• _Problem description_:
Find every line of the listing below where "title" appears, and copy it.

***** Dataset

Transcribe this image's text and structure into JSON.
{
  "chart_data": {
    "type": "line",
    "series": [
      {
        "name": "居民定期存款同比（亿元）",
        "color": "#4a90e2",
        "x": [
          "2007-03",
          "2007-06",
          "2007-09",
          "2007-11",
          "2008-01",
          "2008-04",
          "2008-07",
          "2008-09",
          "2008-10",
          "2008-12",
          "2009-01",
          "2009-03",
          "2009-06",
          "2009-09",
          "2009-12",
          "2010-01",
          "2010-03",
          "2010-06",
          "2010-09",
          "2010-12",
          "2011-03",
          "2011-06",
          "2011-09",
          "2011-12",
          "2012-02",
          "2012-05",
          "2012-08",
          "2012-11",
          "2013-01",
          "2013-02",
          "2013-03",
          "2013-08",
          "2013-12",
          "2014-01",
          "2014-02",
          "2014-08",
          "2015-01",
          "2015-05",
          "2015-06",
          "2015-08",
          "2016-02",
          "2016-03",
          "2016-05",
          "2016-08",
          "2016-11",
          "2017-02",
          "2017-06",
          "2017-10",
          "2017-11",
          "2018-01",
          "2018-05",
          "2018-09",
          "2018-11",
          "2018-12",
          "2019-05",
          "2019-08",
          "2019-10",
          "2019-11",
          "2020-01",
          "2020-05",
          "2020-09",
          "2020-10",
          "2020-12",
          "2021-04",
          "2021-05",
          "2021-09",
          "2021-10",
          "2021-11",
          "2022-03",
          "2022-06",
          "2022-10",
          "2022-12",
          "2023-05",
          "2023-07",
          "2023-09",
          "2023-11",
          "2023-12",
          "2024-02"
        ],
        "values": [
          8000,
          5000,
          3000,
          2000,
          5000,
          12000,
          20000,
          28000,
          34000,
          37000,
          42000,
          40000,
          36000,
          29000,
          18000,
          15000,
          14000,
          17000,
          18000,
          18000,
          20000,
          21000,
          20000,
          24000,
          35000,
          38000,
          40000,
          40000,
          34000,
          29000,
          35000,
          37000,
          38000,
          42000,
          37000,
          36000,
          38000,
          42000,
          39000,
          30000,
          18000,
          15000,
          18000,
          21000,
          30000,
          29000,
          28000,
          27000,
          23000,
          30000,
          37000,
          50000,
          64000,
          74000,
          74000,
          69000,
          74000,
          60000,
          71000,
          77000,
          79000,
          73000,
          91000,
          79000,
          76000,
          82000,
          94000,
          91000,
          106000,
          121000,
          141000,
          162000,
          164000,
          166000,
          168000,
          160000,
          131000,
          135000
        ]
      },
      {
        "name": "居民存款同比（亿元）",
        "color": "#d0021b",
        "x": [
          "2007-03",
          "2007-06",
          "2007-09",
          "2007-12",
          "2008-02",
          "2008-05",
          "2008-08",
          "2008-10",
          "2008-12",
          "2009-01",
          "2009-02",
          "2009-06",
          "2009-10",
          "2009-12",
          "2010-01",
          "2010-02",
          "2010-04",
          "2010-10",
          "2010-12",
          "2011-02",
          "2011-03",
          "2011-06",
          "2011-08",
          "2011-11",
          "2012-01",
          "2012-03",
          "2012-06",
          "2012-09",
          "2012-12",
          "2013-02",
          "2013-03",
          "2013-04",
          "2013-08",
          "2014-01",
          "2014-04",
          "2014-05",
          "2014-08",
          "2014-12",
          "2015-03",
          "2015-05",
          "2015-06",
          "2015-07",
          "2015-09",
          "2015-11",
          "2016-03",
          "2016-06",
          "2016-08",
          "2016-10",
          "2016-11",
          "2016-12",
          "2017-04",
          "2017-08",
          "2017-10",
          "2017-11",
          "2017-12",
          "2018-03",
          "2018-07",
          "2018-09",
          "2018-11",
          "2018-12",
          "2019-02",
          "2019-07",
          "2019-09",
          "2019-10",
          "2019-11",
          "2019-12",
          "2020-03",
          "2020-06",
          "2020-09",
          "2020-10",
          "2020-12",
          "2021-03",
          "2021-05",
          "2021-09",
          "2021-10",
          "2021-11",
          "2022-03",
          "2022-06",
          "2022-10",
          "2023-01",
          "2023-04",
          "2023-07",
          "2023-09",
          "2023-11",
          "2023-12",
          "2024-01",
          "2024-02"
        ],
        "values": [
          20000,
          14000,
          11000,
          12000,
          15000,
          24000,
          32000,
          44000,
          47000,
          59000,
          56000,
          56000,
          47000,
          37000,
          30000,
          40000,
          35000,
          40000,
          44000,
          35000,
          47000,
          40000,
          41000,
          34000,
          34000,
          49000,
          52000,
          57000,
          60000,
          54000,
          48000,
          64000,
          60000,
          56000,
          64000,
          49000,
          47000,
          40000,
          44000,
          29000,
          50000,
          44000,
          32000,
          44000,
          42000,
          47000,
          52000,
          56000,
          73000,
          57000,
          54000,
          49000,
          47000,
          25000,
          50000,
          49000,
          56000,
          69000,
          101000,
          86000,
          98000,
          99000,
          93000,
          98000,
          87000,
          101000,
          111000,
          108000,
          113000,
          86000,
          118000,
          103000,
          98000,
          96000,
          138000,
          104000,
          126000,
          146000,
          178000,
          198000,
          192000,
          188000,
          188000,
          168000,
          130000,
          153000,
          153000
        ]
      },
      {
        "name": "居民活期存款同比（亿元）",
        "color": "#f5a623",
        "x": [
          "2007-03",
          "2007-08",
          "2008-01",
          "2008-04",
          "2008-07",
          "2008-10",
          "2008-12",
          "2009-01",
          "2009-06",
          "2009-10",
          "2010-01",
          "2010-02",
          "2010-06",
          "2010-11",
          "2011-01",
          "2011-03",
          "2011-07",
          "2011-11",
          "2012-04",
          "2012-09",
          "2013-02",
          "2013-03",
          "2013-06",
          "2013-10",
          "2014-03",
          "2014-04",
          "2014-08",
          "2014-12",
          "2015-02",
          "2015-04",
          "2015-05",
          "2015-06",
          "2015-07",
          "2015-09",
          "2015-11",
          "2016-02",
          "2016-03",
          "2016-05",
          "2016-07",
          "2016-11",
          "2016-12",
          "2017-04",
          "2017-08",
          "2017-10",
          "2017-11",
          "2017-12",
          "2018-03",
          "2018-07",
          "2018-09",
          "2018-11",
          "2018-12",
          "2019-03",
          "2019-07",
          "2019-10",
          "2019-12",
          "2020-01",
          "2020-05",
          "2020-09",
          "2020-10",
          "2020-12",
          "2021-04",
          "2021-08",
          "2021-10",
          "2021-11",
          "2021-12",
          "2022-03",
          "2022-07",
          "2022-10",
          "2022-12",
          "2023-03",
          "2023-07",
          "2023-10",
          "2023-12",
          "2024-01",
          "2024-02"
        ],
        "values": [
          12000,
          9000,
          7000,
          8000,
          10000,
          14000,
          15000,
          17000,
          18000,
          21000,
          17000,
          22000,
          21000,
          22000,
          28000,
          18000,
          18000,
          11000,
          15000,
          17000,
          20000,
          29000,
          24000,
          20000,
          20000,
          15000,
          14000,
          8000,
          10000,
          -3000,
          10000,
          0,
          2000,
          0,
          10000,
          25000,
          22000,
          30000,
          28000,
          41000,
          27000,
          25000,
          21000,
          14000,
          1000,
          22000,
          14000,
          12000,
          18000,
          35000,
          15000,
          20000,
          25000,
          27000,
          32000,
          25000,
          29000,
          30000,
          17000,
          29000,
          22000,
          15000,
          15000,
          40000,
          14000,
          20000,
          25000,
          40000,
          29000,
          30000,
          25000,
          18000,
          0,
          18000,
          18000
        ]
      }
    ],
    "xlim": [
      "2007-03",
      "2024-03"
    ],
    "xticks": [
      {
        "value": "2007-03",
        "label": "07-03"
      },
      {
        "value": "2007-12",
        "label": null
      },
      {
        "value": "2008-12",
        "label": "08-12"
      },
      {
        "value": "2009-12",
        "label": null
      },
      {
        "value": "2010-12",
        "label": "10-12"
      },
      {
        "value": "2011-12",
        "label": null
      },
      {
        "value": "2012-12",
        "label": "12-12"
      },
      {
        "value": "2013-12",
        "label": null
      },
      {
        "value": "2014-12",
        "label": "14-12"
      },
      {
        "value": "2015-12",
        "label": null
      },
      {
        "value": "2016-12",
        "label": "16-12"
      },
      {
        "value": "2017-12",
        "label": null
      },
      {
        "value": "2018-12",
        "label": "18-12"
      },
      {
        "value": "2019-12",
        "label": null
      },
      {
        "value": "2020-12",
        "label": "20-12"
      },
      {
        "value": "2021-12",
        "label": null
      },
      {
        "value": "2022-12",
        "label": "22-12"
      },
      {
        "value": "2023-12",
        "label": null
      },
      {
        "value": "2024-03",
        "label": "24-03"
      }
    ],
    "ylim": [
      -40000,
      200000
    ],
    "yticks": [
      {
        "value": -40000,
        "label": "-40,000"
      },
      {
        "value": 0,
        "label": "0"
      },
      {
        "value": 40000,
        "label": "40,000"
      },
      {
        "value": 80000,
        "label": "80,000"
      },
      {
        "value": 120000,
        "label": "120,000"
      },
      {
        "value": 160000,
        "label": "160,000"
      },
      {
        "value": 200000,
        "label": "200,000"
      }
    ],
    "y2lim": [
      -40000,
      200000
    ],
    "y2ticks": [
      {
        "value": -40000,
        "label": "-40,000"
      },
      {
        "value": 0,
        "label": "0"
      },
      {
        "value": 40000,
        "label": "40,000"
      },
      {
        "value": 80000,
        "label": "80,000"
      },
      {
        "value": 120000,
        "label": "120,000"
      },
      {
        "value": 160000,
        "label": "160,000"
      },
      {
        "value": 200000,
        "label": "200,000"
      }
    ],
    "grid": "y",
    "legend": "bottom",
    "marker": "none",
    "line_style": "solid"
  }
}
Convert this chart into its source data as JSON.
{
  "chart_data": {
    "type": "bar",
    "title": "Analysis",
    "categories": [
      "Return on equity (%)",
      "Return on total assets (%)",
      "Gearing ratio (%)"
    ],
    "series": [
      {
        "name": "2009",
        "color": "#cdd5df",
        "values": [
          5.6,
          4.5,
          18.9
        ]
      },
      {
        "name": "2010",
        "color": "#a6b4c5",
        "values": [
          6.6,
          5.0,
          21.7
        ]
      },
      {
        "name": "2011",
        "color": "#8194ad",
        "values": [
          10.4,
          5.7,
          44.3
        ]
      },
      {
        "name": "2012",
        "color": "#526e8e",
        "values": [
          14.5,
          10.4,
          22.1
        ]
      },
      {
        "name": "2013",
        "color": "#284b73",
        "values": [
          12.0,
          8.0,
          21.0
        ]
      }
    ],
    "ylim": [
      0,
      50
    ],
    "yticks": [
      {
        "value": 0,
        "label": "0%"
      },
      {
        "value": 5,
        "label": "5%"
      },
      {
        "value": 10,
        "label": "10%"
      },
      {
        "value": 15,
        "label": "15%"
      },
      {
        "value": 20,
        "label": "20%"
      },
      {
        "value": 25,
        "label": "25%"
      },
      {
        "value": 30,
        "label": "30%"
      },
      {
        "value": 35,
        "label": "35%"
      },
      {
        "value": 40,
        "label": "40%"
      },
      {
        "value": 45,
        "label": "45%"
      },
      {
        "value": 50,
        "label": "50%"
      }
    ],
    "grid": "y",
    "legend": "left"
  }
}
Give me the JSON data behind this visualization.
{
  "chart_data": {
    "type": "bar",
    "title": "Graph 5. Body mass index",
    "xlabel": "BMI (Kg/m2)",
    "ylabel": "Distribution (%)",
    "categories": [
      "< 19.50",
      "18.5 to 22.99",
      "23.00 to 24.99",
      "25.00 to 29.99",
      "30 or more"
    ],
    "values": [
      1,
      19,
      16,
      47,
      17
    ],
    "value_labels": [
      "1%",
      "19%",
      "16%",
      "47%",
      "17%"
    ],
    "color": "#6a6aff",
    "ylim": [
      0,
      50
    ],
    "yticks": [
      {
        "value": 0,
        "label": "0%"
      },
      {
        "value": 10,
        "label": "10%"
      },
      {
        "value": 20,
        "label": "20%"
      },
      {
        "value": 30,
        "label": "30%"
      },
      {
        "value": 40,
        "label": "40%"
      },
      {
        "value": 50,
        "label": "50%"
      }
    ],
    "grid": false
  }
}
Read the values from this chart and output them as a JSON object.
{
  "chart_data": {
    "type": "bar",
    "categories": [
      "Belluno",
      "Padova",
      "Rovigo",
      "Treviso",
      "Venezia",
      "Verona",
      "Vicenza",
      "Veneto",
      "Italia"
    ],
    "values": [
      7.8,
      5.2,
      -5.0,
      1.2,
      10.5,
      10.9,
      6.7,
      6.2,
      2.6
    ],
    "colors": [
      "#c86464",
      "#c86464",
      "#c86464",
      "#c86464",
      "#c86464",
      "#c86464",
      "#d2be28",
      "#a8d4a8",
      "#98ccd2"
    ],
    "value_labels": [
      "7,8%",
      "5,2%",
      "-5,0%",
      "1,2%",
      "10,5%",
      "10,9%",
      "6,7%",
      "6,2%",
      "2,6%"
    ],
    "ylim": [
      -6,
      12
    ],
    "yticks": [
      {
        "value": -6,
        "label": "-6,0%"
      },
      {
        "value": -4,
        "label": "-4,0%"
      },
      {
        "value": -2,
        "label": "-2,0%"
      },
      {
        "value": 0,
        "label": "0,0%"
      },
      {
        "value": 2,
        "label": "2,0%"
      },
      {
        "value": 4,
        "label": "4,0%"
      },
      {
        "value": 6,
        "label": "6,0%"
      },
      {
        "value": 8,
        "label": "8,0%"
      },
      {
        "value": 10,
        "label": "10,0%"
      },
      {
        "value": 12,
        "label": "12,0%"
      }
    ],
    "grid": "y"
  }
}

**********

• _Response to this task_:
    "title": "Analysis",
    "title": "Graph 5. Body mass index",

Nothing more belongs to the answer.